== Task to complete ==
Can you rewrite the lines below with every "elements" replaced by "items", changing nothing else and leaving out the pictures?

(Layout element entries)

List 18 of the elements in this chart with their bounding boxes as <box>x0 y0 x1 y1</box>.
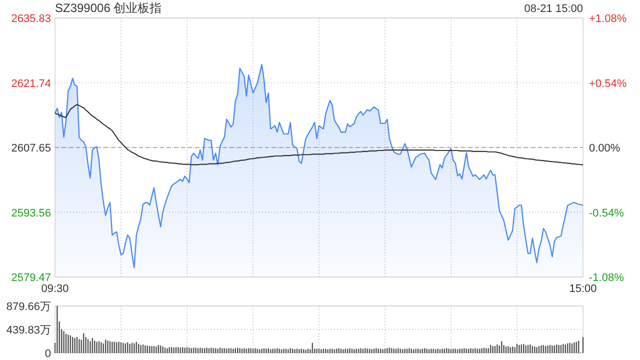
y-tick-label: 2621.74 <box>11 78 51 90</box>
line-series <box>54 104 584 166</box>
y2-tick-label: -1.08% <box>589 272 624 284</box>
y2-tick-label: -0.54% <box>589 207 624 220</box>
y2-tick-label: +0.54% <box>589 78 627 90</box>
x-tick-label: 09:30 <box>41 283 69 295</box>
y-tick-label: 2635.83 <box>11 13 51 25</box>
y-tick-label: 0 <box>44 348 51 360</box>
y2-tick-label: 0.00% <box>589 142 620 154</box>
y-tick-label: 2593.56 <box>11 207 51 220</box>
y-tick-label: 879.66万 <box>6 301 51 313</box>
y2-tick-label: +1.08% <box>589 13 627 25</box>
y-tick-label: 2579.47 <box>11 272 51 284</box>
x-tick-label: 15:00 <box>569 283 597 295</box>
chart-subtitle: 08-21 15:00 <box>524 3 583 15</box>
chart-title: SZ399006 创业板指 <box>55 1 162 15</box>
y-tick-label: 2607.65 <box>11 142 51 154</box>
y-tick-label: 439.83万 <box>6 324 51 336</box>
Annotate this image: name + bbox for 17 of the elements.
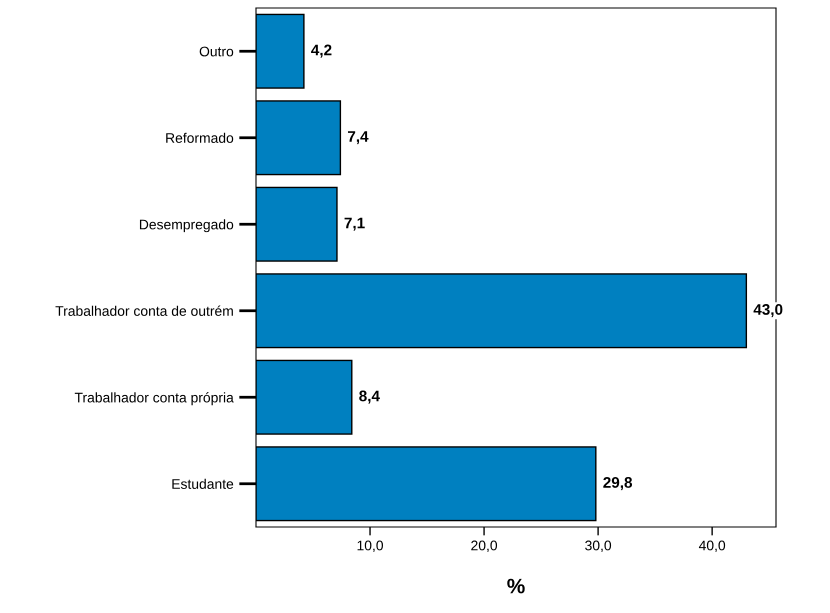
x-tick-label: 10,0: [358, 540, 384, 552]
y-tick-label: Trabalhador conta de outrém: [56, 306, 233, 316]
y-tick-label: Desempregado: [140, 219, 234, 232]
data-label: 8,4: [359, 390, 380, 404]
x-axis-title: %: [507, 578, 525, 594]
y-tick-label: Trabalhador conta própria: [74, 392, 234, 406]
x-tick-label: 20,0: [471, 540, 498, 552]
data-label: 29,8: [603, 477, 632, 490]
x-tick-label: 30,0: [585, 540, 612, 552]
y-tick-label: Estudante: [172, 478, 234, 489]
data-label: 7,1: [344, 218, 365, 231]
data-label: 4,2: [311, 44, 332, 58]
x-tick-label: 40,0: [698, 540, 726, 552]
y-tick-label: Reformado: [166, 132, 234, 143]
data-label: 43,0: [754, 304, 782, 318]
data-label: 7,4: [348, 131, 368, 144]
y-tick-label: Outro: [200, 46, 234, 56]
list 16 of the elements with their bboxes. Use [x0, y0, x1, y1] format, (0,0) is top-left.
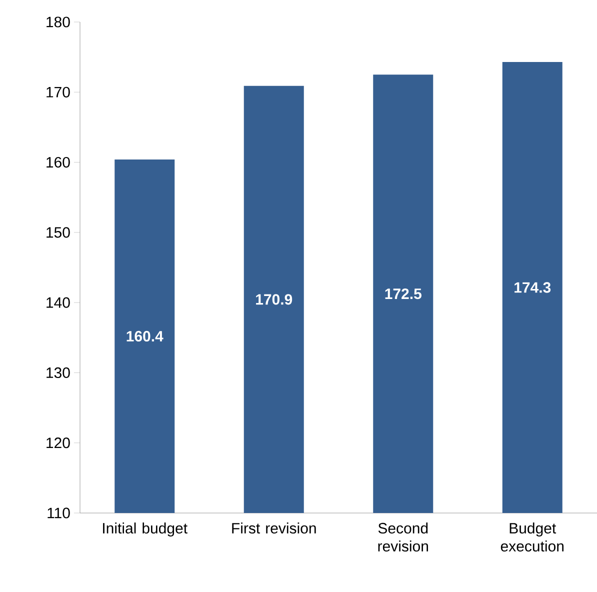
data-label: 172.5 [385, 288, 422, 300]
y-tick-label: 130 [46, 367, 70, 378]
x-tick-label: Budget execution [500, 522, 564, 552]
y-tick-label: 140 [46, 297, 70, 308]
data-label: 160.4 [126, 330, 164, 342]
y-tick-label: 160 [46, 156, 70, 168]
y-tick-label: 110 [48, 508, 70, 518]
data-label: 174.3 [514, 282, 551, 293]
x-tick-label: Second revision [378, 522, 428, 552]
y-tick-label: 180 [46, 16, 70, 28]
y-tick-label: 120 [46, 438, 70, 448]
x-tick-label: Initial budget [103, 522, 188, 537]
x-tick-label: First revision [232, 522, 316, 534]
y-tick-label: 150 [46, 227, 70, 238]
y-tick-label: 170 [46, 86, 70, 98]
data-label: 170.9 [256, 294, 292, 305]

== Completed exercise ==
List 18 of the items in this chart with their bounding boxes as <box>x0 y0 x1 y1</box>.
y-tick-label: 2621.74 <box>11 78 51 90</box>
line-series <box>54 104 584 166</box>
y2-tick-label: -1.08% <box>589 272 624 284</box>
y2-tick-label: -0.54% <box>589 207 624 220</box>
y2-tick-label: +0.54% <box>589 78 627 90</box>
x-tick-label: 09:30 <box>41 283 69 295</box>
y-tick-label: 2635.83 <box>11 13 51 25</box>
y-tick-label: 0 <box>44 348 51 360</box>
y2-tick-label: 0.00% <box>589 142 620 154</box>
y-tick-label: 2593.56 <box>11 207 51 220</box>
y-tick-label: 879.66万 <box>6 301 51 313</box>
y2-tick-label: +1.08% <box>589 13 627 25</box>
y-tick-label: 2579.47 <box>11 272 51 284</box>
x-tick-label: 15:00 <box>569 283 597 295</box>
chart-subtitle: 08-21 15:00 <box>524 3 583 15</box>
chart-title: SZ399006 创业板指 <box>55 1 162 15</box>
y-tick-label: 2607.65 <box>11 142 51 154</box>
y-tick-label: 439.83万 <box>6 324 51 336</box>
Annotate this image: name + bbox for 17 of the items.
x-tick-label: 10,0: [358, 540, 384, 552]
y-tick-label: Trabalhador conta de outrém: [56, 306, 233, 316]
y-tick-label: Desempregado: [140, 219, 234, 232]
data-label: 8,4: [359, 390, 380, 404]
x-axis-title: %: [507, 578, 525, 594]
y-tick-label: Trabalhador conta própria: [74, 392, 234, 406]
x-tick-label: 20,0: [471, 540, 498, 552]
data-label: 29,8: [603, 477, 632, 490]
x-tick-label: 30,0: [585, 540, 612, 552]
y-tick-label: Estudante: [172, 478, 234, 489]
data-label: 7,1: [344, 218, 365, 231]
data-label: 4,2: [311, 44, 332, 58]
x-tick-label: 40,0: [698, 540, 726, 552]
y-tick-label: Reformado: [166, 132, 234, 143]
data-label: 43,0: [754, 304, 782, 318]
data-label: 7,4: [348, 131, 368, 144]
y-tick-label: Outro: [200, 46, 234, 56]
list 16 of the items with their bboxes. Use [x0, y0, x1, y1] format, (0,0) is top-left.
data-label: 172.5 [385, 288, 422, 300]
y-tick-label: 130 [46, 367, 70, 378]
x-tick-label: Budget execution [500, 522, 564, 552]
y-tick-label: 140 [46, 297, 70, 308]
data-label: 160.4 [126, 330, 164, 342]
y-tick-label: 160 [46, 156, 70, 168]
y-tick-label: 110 [48, 508, 70, 518]
data-label: 174.3 [514, 282, 551, 293]
x-tick-label: Second revision [378, 522, 428, 552]
y-tick-label: 180 [46, 16, 70, 28]
y-tick-label: 120 [46, 438, 70, 448]
x-tick-label: Initial budget [103, 522, 188, 537]
x-tick-label: First revision [232, 522, 316, 534]
y-tick-label: 150 [46, 227, 70, 238]
y-tick-label: 170 [46, 86, 70, 98]
data-label: 170.9 [256, 294, 292, 305]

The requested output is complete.